__Supplied records__
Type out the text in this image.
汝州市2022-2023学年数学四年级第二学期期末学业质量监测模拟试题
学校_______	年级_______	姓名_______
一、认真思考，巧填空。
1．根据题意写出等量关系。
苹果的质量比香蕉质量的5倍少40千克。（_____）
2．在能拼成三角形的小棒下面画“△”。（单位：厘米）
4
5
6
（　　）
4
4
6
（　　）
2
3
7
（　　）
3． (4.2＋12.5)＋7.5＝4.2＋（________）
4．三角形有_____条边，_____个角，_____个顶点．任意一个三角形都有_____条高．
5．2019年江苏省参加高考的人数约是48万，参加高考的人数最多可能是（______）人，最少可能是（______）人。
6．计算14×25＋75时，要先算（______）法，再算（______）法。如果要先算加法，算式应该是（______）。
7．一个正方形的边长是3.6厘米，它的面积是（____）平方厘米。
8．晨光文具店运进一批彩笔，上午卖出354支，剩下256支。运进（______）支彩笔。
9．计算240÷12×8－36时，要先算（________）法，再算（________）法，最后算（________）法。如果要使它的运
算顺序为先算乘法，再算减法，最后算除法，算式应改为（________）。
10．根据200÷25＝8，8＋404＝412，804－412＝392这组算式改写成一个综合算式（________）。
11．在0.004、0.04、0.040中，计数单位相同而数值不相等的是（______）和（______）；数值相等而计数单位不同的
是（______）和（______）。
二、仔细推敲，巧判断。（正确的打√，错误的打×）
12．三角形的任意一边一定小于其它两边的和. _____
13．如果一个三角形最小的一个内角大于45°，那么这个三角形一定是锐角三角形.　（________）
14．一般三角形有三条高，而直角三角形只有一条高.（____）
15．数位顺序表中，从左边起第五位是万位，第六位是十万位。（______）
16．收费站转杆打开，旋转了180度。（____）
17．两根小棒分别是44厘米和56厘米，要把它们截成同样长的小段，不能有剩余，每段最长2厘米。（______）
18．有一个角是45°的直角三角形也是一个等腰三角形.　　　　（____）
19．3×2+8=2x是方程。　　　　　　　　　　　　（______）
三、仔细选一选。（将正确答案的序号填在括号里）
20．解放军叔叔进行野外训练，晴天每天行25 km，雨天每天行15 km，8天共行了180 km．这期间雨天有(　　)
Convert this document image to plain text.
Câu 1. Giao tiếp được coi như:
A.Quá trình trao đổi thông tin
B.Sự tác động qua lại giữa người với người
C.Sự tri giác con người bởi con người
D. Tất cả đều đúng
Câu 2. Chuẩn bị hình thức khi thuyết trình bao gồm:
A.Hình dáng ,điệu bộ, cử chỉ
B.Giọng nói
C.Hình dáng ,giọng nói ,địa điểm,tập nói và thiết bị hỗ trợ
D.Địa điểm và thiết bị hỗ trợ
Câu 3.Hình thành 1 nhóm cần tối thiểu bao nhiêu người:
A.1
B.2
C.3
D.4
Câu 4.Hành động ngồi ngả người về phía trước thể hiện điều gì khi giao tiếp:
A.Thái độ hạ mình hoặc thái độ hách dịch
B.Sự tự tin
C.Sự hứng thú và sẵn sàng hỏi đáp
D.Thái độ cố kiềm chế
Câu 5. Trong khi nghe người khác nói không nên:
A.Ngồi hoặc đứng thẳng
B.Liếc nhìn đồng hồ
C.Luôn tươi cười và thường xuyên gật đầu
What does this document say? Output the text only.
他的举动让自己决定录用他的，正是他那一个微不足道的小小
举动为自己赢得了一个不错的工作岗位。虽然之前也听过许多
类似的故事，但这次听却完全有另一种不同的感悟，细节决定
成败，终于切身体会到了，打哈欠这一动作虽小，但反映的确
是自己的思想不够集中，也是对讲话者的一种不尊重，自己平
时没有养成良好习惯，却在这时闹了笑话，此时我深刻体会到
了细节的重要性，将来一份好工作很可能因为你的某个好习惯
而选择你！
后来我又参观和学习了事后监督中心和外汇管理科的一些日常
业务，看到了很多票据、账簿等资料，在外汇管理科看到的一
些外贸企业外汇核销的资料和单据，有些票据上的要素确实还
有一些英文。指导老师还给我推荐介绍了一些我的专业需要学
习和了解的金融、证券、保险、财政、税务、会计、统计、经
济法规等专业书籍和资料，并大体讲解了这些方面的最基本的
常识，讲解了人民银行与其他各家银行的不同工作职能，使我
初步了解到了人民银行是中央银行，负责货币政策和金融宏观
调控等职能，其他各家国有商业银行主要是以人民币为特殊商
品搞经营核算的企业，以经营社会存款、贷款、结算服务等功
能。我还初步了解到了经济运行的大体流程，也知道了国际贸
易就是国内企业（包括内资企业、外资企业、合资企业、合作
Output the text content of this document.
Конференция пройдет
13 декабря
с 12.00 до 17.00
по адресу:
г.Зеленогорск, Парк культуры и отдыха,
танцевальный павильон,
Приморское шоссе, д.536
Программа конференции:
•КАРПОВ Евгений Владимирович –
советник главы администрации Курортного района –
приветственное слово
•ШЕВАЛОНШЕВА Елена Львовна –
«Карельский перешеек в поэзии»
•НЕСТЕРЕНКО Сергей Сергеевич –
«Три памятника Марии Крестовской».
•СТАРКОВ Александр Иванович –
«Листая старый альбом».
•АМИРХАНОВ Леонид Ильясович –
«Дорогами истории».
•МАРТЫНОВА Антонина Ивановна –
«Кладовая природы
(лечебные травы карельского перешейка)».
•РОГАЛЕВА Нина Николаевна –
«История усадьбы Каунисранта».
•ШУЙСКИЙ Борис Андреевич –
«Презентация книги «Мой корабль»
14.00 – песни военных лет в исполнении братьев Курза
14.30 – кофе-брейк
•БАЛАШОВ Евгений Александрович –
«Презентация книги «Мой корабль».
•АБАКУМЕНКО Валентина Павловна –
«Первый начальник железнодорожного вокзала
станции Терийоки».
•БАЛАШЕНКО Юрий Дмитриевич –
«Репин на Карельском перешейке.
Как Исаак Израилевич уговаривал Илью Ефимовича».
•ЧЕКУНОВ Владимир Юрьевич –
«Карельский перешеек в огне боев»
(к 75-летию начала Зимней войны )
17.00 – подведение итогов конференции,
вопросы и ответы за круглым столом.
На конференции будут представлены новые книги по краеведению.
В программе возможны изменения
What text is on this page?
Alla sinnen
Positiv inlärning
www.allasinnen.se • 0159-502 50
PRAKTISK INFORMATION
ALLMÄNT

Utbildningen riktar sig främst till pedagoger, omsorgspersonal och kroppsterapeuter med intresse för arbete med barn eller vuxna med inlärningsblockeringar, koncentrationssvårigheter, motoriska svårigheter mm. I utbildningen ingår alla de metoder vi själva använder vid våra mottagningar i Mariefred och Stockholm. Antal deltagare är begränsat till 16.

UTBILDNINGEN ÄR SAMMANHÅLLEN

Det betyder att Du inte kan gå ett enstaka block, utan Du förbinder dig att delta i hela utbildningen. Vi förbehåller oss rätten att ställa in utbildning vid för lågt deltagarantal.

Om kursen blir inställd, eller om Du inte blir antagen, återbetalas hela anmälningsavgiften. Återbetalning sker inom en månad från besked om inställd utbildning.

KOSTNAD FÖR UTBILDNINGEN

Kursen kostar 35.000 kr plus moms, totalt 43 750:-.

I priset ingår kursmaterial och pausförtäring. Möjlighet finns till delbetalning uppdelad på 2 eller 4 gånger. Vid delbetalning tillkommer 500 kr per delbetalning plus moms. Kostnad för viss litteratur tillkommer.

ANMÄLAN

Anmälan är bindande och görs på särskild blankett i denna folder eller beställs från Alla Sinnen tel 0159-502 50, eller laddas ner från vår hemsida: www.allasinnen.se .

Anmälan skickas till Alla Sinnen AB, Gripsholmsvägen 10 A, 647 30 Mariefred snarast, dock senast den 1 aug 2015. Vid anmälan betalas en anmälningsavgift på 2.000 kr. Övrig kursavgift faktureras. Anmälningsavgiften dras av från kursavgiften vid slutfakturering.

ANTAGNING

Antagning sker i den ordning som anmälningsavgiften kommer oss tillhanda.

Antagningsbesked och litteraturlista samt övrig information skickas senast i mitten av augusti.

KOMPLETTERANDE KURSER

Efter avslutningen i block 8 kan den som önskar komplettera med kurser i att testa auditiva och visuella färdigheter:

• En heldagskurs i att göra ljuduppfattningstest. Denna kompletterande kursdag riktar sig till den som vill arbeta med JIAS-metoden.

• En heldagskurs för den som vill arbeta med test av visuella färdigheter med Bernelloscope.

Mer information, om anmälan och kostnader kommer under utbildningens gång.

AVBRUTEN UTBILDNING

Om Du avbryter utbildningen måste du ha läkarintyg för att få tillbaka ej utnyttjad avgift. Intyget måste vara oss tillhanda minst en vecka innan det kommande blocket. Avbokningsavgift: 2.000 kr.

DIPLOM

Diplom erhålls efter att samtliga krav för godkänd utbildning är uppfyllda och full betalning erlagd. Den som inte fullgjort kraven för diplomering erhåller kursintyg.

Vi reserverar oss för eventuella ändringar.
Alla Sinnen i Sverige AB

__What is being asked__
Copy every single line of the material above that holds "Output".

__Solution to this problem__
What does this document say? Output the text only.
Output the text content of this document.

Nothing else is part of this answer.